▶ **WRITTEN PROBLEM**
Which lines hold the string "title"? Copy every one of them.

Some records
------
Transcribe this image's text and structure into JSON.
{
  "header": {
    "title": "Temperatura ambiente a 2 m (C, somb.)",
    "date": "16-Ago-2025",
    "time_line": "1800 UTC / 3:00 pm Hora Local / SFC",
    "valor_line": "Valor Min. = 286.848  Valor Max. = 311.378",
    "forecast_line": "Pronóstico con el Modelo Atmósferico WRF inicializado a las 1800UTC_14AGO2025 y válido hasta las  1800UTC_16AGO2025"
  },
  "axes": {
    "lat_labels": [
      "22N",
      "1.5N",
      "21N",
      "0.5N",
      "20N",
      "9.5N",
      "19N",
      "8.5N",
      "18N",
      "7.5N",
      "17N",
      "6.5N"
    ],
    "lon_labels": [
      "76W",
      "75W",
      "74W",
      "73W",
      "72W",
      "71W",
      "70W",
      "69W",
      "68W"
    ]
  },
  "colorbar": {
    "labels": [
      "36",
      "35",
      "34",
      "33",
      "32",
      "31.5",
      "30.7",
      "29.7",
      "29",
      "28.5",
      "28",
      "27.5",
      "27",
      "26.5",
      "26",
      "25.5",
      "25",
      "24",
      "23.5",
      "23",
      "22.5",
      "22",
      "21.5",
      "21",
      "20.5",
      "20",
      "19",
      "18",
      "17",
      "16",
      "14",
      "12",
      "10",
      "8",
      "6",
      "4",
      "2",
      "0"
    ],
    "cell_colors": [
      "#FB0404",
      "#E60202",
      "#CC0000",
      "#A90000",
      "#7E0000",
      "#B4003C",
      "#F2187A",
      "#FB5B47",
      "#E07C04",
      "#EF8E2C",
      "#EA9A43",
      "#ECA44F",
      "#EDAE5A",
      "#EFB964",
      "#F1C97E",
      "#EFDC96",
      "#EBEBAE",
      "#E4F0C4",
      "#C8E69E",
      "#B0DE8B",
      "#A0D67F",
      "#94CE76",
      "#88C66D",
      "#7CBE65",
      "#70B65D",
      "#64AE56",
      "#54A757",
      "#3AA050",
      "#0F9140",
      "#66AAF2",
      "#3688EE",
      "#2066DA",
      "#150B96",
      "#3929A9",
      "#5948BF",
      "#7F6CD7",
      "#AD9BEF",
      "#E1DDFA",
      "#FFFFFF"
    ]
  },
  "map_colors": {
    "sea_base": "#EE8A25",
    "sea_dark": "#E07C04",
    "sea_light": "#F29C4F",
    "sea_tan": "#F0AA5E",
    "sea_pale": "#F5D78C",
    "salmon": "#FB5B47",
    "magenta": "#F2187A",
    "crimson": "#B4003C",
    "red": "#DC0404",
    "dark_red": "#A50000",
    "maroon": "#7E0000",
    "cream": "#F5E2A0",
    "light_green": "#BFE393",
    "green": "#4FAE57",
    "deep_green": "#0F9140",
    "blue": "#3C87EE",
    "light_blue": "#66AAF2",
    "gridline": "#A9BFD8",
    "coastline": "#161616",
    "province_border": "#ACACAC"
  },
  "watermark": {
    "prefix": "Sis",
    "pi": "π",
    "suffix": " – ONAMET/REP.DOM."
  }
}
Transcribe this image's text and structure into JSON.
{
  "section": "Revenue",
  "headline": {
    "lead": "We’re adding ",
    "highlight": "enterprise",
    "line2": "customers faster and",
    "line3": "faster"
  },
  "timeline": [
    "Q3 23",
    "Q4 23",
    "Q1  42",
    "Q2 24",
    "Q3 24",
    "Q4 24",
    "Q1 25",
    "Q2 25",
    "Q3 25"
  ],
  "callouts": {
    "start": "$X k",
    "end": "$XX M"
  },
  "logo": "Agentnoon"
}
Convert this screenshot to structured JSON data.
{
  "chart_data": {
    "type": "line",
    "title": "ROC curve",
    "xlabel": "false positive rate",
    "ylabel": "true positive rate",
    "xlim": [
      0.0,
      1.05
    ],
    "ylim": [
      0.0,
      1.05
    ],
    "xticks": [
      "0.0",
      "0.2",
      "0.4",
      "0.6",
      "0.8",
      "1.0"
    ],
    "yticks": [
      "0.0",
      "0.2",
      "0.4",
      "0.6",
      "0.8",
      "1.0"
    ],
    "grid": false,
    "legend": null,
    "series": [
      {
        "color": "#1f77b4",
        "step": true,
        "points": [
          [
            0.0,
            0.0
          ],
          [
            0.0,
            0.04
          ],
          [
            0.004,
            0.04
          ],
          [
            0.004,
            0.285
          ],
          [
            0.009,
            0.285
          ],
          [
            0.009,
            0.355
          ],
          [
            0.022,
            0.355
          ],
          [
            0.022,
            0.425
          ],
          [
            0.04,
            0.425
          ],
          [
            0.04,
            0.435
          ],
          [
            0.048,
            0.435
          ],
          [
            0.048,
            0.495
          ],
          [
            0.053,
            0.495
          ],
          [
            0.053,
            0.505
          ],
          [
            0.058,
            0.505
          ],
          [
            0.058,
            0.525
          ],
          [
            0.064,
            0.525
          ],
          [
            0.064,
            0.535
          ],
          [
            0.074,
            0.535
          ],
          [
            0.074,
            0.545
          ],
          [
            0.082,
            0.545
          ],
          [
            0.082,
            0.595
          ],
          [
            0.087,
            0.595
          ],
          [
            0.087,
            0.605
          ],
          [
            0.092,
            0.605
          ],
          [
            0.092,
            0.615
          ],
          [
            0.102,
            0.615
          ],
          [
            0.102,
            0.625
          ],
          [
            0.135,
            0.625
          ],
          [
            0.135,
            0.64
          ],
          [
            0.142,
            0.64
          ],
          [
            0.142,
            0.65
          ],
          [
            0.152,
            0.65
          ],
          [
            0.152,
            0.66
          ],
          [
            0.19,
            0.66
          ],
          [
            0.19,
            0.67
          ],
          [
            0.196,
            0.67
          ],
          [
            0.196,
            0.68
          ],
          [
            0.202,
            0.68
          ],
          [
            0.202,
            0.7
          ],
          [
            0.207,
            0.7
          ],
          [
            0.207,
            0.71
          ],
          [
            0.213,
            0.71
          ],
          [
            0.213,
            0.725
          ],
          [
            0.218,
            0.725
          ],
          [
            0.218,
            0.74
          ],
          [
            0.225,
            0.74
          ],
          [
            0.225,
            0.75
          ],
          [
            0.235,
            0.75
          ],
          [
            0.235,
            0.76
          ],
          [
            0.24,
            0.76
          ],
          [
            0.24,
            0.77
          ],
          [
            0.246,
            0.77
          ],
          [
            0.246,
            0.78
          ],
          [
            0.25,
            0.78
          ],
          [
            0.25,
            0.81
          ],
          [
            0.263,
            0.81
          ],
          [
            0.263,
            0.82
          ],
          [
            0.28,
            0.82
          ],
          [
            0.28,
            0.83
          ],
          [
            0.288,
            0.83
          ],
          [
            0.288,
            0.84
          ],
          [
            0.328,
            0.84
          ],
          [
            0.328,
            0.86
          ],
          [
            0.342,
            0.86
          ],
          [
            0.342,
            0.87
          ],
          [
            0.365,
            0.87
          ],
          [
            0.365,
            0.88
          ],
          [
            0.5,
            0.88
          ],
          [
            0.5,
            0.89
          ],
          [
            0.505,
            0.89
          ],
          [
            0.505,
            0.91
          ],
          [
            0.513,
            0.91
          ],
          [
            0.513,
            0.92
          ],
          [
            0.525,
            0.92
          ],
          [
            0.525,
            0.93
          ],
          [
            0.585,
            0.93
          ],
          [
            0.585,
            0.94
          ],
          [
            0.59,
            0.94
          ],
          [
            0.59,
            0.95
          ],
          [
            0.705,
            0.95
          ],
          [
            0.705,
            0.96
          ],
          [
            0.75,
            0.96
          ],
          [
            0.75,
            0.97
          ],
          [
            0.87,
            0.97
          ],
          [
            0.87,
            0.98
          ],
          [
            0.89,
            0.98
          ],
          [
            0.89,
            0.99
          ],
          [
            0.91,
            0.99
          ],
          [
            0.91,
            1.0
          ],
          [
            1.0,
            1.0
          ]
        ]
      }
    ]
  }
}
------
▶ **ANSWER**
    "title": "Temperatura ambiente a 2 m (C, somb.)",
    "title": "ROC curve",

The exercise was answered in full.